# Description of the task
Your task is to output the entries below word for word.

# Dataset records
Begin
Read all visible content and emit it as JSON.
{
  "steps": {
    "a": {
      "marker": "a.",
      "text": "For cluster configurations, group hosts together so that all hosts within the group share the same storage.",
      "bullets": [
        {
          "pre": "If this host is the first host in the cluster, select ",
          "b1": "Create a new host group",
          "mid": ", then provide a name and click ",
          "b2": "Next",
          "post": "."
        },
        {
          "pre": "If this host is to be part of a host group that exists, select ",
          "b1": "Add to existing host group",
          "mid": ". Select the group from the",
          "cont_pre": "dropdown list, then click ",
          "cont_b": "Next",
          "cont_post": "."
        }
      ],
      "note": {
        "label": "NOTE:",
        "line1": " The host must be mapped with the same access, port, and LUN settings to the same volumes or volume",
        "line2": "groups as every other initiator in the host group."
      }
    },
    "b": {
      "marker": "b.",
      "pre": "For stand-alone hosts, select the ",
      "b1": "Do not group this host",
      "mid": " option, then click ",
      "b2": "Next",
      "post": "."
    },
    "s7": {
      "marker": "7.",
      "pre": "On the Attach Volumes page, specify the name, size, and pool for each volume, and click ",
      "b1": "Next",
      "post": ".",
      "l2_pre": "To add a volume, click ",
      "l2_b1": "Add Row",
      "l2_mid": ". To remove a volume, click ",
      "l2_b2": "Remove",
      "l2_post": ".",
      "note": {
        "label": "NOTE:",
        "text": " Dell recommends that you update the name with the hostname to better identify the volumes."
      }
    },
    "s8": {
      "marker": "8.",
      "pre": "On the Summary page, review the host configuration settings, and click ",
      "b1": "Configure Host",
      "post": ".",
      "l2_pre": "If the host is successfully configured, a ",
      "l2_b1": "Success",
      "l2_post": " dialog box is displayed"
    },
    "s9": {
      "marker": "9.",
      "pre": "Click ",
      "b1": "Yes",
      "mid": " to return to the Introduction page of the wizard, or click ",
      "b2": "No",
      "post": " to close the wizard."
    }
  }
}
End
# Result of the task
Read all visible content and emit it as JSON.
{
  "steps": {
    "a": {
      "marker": "a.",
      "text": "For cluster configurations, group hosts together so that all hosts within the group share the same storage.",
      "bullets": [
        {
          "pre": "If this host is the first host in the cluster, select ",
          "b1": "Create a new host group",
          "mid": ", then provide a name and click ",
          "b2": "Next",
          "post": "."
        },
        {
          "pre": "If this host is to be part of a host group that exists, select ",
          "b1": "Add to existing host group",
          "mid": ". Select the group from the",
          "cont_pre": "dropdown list, then click ",
          "cont_b": "Next",
          "cont_post": "."
        }
      ],
      "note": {
        "label": "NOTE:",
        "line1": " The host must be mapped with the same access, port, and LUN settings to the same volumes or volume",
        "line2": "groups as every other initiator in the host group."
      }
    },
    "b": {
      "marker": "b.",
      "pre": "For stand-alone hosts, select the ",
      "b1": "Do not group this host",
      "mid": " option, then click ",
      "b2": "Next",
      "post": "."
    },
    "s7": {
      "marker": "7.",
      "pre": "On the Attach Volumes page, specify the name, size, and pool for each volume, and click ",
      "b1": "Next",
      "post": ".",
      "l2_pre": "To add a volume, click ",
      "l2_b1": "Add Row",
      "l2_mid": ". To remove a volume, click ",
      "l2_b2": "Remove",
      "l2_post": ".",
      "note": {
        "label": "NOTE:",
        "text": " Dell recommends that you update the name with the hostname to better identify the volumes."
      }
    },
    "s8": {
      "marker": "8.",
      "pre": "On the Summary page, review the host configuration settings, and click ",
      "b1": "Configure Host",
      "post": ".",
      "l2_pre": "If the host is successfully configured, a ",
      "l2_b1": "Success",
      "l2_post": " dialog box is displayed"
    },
    "s9": {
      "marker": "9.",
      "pre": "Click ",
      "b1": "Yes",
      "mid": " to return to the Introduction page of the wizard, or click ",
      "b2": "No",
      "post": " to close the wizard."
    }
  }
}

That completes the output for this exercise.